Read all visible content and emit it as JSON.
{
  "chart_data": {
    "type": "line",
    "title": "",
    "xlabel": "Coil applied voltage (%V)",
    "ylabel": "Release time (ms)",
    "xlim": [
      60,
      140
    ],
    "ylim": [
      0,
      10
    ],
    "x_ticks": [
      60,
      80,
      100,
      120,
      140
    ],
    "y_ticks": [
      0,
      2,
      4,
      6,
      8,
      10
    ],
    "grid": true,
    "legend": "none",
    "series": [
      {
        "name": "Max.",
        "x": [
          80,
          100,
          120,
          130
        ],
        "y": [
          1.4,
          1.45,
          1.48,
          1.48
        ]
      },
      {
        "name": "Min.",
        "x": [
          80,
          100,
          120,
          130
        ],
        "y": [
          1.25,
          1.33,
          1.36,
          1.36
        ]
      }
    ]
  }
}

——

What the task requires: Write all of the records out again exactly.

Task output:
Read all visible content and emit it as JSON.
{
  "chart_data": {
    "type": "line",
    "title": "",
    "xlabel": "Coil applied voltage (%V)",
    "ylabel": "Release time (ms)",
    "xlim": [
      60,
      140
    ],
    "ylim": [
      0,
      10
    ],
    "x_ticks": [
      60,
      80,
      100,
      120,
      140
    ],
    "y_ticks": [
      0,
      2,
      4,
      6,
      8,
      10
    ],
    "grid": true,
    "legend": "none",
    "series": [
      {
        "name": "Max.",
        "x": [
          80,
          100,
          120,
          130
        ],
        "y": [
          1.4,
          1.45,
          1.48,
          1.48
        ]
      },
      {
        "name": "Min.",
        "x": [
          80,
          100,
          120,
          130
        ],
        "y": [
          1.25,
          1.33,
          1.36,
          1.36
        ]
      }
    ]
  }
}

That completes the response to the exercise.